_Try it_:
Looking through the listing that follows, count the lines that contain "Write" and give only that number.
|---|
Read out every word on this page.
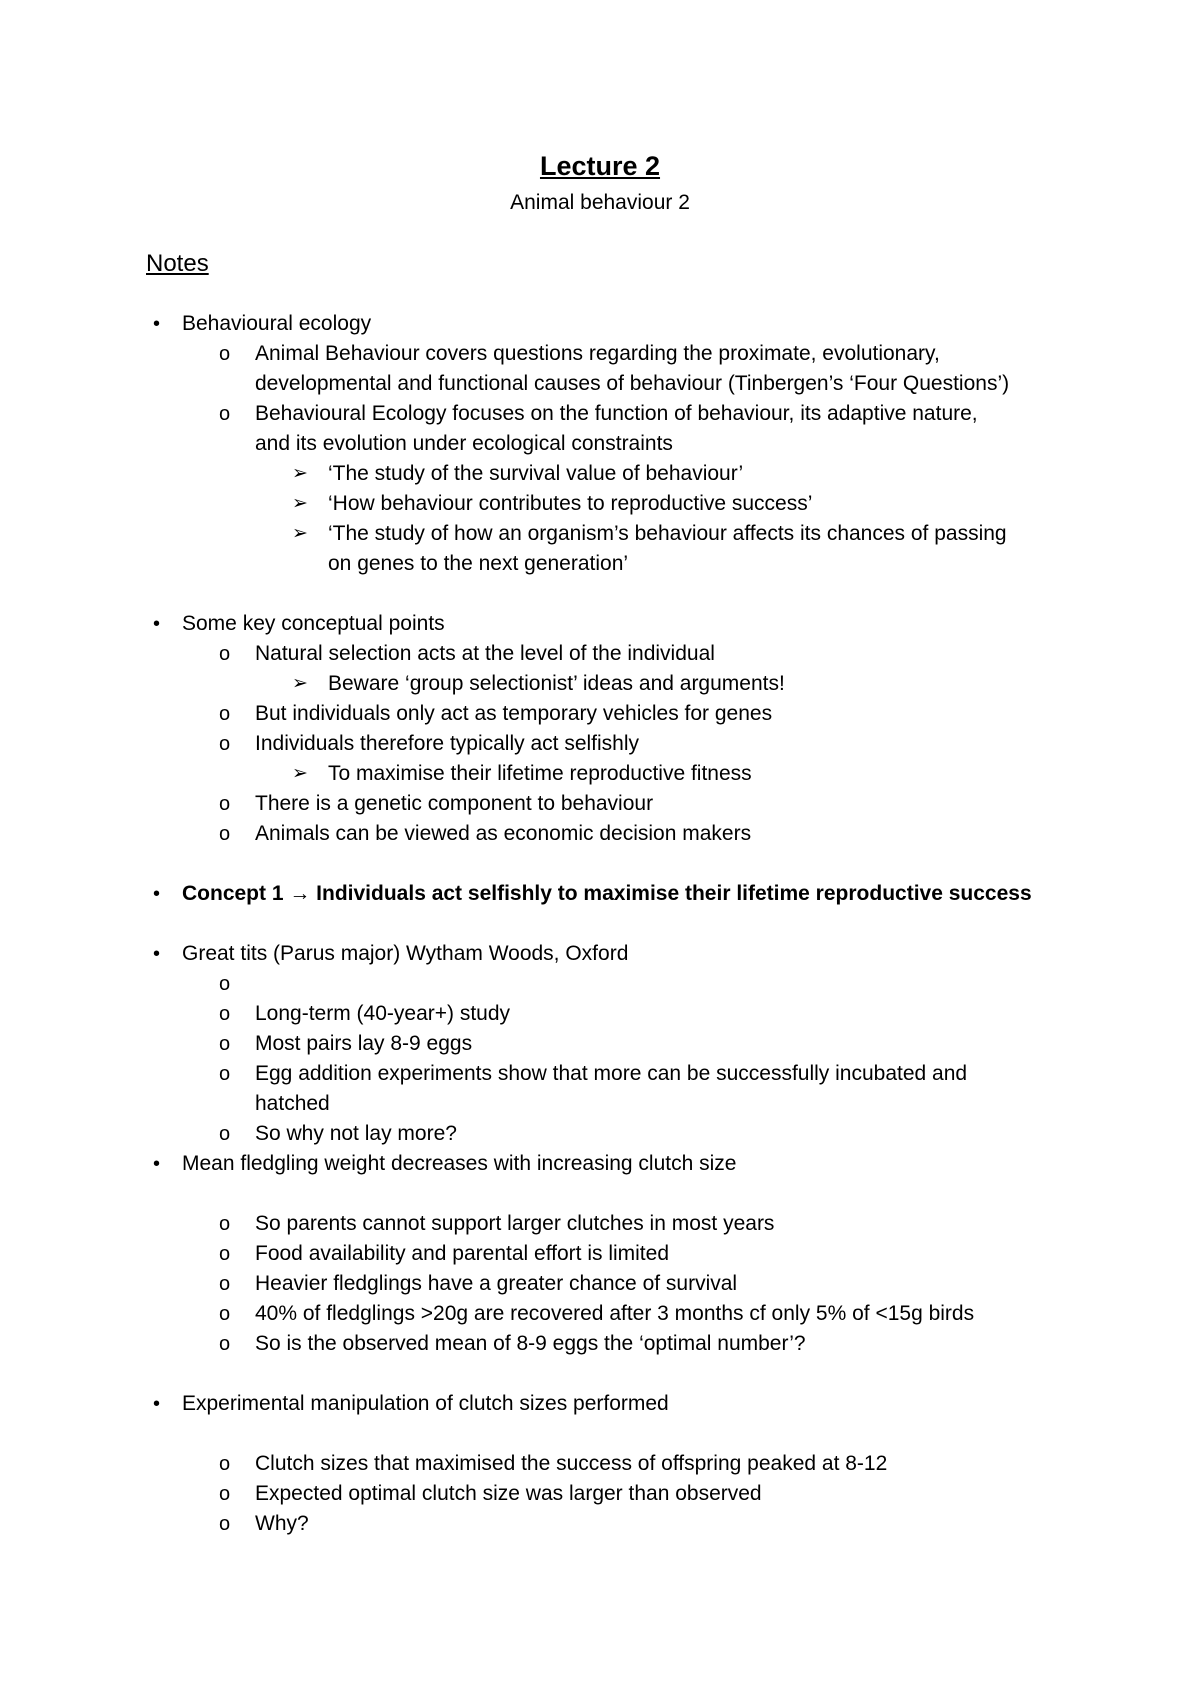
Lecture 2
Animal behaviour 2
Notes
• Behavioural ecology
o Animal Behaviour covers questions regarding the proximate, evolutionary,
developmental and functional causes of behaviour (Tinbergen’s ‘Four Questions’)
o Behavioural Ecology focuses on the function of behaviour, its adaptive nature,
and its evolution under ecological constraints
➢ ‘The study of the survival value of behaviour’
➢ ‘How behaviour contributes to reproductive success’
➢ ‘The study of how an organism’s behaviour affects its chances of passing
on genes to the next generation’
• Some key conceptual points
o Natural selection acts at the level of the individual
➢ Beware ‘group selectionist’ ideas and arguments!
o But individuals only act as temporary vehicles for genes
o Individuals therefore typically act selfishly
➢ To maximise their lifetime reproductive fitness
o There is a genetic component to behaviour
o Animals can be viewed as economic decision makers
• Concept 1 → Individuals act selfishly to maximise their lifetime reproductive success
• Great tits (Parus major) Wytham Woods, Oxford
o
o Long-term (40-year+) study
o Most pairs lay 8-9 eggs
o Egg addition experiments show that more can be successfully incubated and
hatched
o So why not lay more?
• Mean fledgling weight decreases with increasing clutch size
o So parents cannot support larger clutches in most years
o Food availability and parental effort is limited
o Heavier fledglings have a greater chance of survival
o 40% of fledglings >20g are recovered after 3 months cf only 5% of <15g birds
o So is the observed mean of 8-9 eggs the ‘optimal number’?
• Experimental manipulation of clutch sizes performed
o Clutch sizes that maximised the success of offspring peaked at 8-12
o Expected optimal clutch size was larger than observed
o Why?
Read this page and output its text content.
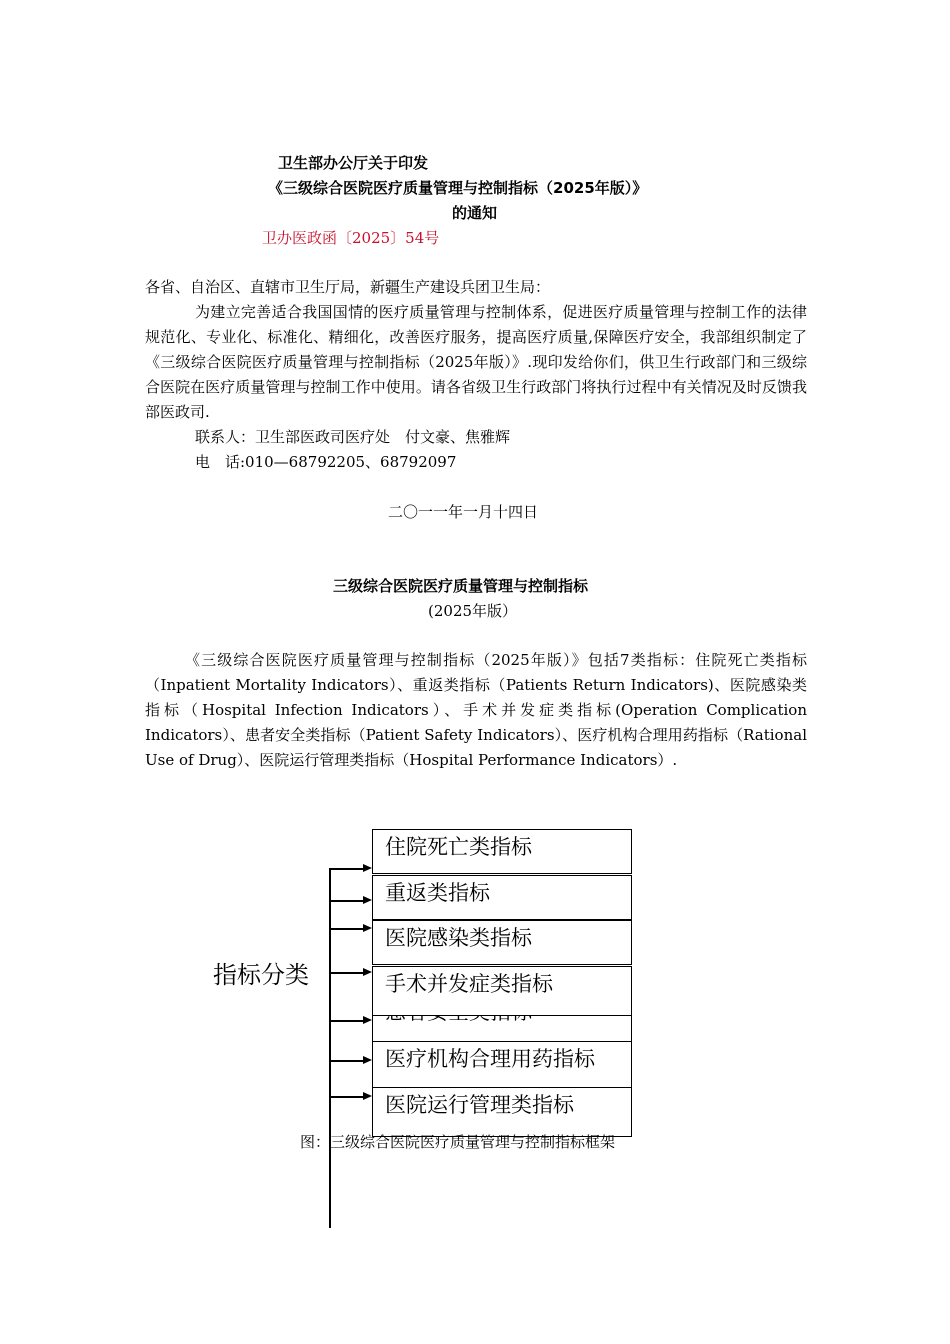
卫生部办公厅关于印发
《三级综合医院医疗质量管理与控制指标（2025年版）》
的通知
卫办医政函〔2025〕54号
各省、自治区、直辖市卫生厅局，新疆生产建设兵团卫生局：
为建立完善适合我国国情的医疗质量管理与控制体系，促进医疗质量管理与控制工作的法律规范化、专业化、标准化、精细化，改善医疗服务，提高医疗质量,保障医疗安全，我部组织制定了《三级综合医院医疗质量管理与控制指标（2025年版）》.现印发给你们，供卫生行政部门和三级综合医院在医疗质量管理与控制工作中使用。请各省级卫生行政部门将执行过程中有关情况及时反馈我部医政司.
联系人：卫生部医政司医疗处　付文豪、焦雅辉
电　话:010—68792205、68792097
二〇一一年一月十四日
三级综合医院医疗质量管理与控制指标
(2025年版）
《三级综合医院医疗质量管理与控制指标（2025年版）》包括7类指标：住院死亡类指标（Inpatient Mortality Indicators）、重返类指标（Patients Return Indicators)、医院感染类指标（Hospital Infection Indicators）、手术并发症类指标(Operation Complication Indicators）、患者安全类指标（Patient Safety Indicators）、医疗机构合理用药指标（Rational Use of Drug）、医院运行管理类指标（Hospital Performance Indicators）.
指标分类
住院死亡类指标
重返类指标
医院感染类指标
手术并发症类指标
医疗机构合理用药指标
医院运行管理类指标
图：三级综合医院医疗质量管理与控制指标框架
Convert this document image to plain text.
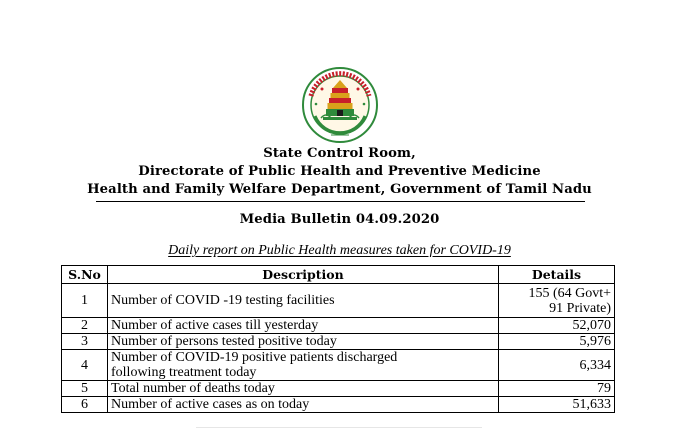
State Control Room,
Directorate of Public Health and Preventive Medicine
Health and Family Welfare Department, Government of Tamil Nadu
Media Bulletin 04.09.2020
Daily report on Public Health measures taken for COVID-19
S.No	Description	Details
1	Number of COVID -19 testing facilities	155 (64 Govt+
91 Private)

2	Number of active cases till yesterday	52,070
3	Number of persons tested positive today	5,976
4	Number of COVID-19 positive patients discharged
following treatment today	6,334
5	Total number of deaths today	79
6	Number of active cases as on today	51,633
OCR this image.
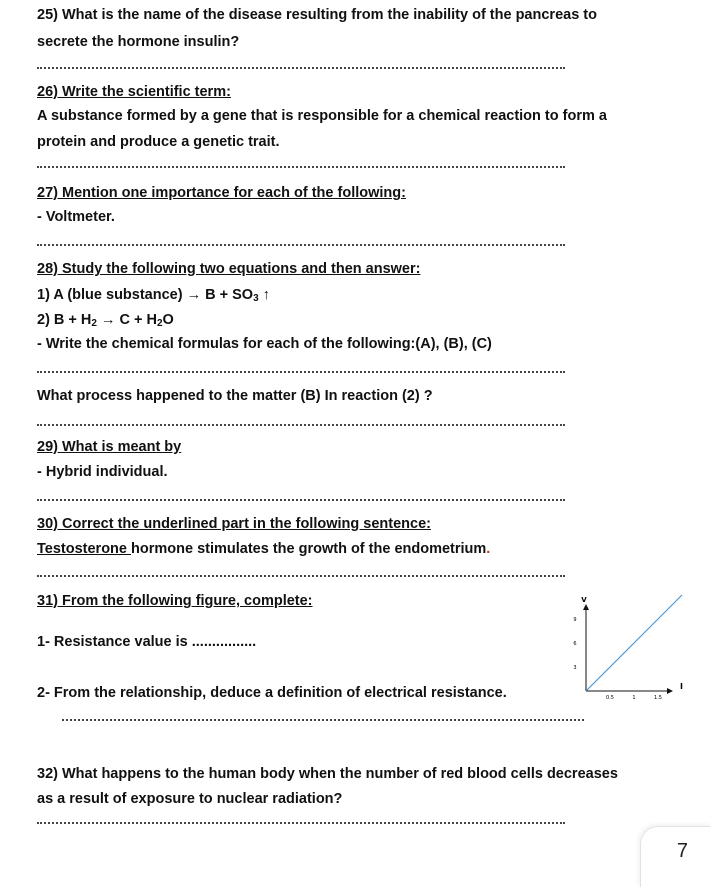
25) What is the name of the disease resulting from the inability of the pancreas to
secrete the hormone insulin?
26) Write the scientific term:
A substance formed by a gene that is responsible for a chemical reaction to form a
protein and produce a genetic trait.
27) Mention one importance for each of the following:
- Voltmeter.
28) Study the following two equations and then answer:
1) A (blue substance) → $B + SO_3$ ↑
2) $B + H_2 \to C + H_2O$
- Write the chemical formulas for each of the following:(A), (B), (C)
What process happened to the matter (B) In reaction (2) ?
29) What is meant by
- Hybrid individual.
30) Correct the underlined part in the following sentence:
Testosterone hormone stimulates the growth of the endometrium.
31) From the following figure, complete:
1- Resistance value is ................
2- From the relationship, deduce a definition of electrical resistance.
V
I
0.5	1	1.5
3
6
9
32) What happens to the human body when the number of red blood cells decreases
as a result of exposure to nuclear radiation?
7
|---|
_Answer box_:
2